=== Section Start ===

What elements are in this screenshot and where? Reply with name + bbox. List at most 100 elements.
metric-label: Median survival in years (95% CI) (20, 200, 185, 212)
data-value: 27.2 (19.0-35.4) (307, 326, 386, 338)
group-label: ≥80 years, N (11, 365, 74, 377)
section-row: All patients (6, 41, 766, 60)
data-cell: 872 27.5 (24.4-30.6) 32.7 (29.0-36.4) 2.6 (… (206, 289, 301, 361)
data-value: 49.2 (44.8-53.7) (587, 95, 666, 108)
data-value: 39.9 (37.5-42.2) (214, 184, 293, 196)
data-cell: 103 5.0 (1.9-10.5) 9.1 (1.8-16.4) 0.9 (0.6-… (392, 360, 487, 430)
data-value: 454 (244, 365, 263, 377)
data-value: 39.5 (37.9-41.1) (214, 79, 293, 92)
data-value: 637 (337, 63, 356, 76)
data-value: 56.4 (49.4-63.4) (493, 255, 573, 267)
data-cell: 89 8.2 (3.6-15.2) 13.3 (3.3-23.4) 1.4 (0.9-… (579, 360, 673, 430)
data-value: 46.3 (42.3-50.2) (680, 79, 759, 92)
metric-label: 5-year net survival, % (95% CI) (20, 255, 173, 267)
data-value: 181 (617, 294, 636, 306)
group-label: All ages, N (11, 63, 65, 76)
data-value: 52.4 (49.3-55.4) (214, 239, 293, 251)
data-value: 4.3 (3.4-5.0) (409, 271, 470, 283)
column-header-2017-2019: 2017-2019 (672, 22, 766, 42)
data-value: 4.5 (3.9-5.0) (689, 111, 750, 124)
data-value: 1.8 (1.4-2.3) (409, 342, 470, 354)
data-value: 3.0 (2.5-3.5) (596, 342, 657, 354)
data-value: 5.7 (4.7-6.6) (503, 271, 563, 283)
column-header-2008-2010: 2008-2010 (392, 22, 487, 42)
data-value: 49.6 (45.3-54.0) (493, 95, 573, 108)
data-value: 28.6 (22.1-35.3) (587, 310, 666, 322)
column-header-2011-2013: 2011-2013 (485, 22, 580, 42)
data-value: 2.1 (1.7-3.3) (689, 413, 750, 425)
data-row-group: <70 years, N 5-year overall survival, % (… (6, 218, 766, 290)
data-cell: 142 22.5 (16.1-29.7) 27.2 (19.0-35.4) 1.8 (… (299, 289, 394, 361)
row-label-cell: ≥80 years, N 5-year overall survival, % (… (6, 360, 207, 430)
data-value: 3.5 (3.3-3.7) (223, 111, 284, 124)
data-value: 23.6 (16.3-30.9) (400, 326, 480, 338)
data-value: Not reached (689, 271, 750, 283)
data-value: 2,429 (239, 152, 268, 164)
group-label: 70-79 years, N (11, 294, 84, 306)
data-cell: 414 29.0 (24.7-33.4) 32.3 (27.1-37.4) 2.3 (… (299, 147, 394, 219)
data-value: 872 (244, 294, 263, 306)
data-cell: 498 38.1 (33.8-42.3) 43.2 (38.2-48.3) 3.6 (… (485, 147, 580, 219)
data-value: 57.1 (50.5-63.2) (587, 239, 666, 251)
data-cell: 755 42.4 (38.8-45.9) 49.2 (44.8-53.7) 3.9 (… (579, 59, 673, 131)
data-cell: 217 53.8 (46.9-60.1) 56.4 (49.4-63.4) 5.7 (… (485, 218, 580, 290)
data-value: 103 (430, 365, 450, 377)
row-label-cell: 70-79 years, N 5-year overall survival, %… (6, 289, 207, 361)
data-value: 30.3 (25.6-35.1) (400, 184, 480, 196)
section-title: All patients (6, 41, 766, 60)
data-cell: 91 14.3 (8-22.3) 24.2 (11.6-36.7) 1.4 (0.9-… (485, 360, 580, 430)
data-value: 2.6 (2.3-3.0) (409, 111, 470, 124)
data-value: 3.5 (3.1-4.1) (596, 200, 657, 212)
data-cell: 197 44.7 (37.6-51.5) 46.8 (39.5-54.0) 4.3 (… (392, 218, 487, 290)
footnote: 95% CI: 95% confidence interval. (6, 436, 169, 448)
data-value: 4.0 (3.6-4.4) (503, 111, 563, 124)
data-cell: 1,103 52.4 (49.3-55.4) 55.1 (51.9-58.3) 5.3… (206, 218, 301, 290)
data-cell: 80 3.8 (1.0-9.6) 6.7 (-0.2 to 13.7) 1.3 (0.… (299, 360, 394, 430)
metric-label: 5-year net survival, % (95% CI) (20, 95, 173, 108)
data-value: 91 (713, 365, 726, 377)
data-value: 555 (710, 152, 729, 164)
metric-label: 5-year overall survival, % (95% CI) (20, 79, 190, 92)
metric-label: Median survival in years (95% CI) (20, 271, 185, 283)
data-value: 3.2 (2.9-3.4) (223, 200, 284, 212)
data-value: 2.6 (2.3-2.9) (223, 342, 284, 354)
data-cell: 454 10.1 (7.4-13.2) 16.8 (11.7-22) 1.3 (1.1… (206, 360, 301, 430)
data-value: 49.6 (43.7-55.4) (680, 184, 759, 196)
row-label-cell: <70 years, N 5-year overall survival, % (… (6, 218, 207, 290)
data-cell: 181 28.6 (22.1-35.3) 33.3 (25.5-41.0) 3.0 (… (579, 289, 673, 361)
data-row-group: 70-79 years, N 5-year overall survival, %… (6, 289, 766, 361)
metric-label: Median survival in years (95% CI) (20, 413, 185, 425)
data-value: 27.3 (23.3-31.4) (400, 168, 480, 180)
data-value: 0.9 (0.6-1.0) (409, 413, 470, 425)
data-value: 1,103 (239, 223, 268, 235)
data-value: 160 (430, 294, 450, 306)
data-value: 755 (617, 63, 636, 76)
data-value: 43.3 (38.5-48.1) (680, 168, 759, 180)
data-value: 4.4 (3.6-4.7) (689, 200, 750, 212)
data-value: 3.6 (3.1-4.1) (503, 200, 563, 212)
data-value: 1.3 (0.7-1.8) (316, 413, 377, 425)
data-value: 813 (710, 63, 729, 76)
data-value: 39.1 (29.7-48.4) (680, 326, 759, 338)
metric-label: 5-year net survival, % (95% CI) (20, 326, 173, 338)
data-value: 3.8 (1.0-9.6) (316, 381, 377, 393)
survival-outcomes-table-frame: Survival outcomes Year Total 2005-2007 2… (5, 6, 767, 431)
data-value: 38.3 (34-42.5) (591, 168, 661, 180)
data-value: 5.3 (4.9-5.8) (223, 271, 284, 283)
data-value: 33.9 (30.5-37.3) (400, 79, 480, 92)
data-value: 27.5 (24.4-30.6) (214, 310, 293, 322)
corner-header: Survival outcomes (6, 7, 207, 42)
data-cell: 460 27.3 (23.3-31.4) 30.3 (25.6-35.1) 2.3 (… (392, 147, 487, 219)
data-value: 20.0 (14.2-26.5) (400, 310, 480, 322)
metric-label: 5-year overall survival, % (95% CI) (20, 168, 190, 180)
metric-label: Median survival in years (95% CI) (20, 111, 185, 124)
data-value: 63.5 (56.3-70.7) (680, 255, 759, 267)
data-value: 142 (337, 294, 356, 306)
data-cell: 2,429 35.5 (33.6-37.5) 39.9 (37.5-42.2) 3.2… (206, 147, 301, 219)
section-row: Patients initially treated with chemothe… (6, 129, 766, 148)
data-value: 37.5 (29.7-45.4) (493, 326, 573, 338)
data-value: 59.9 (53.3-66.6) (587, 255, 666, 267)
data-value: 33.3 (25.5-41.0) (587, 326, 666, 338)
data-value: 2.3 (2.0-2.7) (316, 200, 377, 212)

=== Section End ===

→ PROBLEM TO WORK ON
Search the records for the word "header" and copy every line where it occurs.

→ TASK SOLUTION
column-header-2017-2019: 2017-2019 (672, 22, 766, 42)
column-header-2008-2010: 2008-2010 (392, 22, 487, 42)
column-header-2011-2013: 2011-2013 (485, 22, 580, 42)
corner-header: Survival outcomes (6, 7, 207, 42)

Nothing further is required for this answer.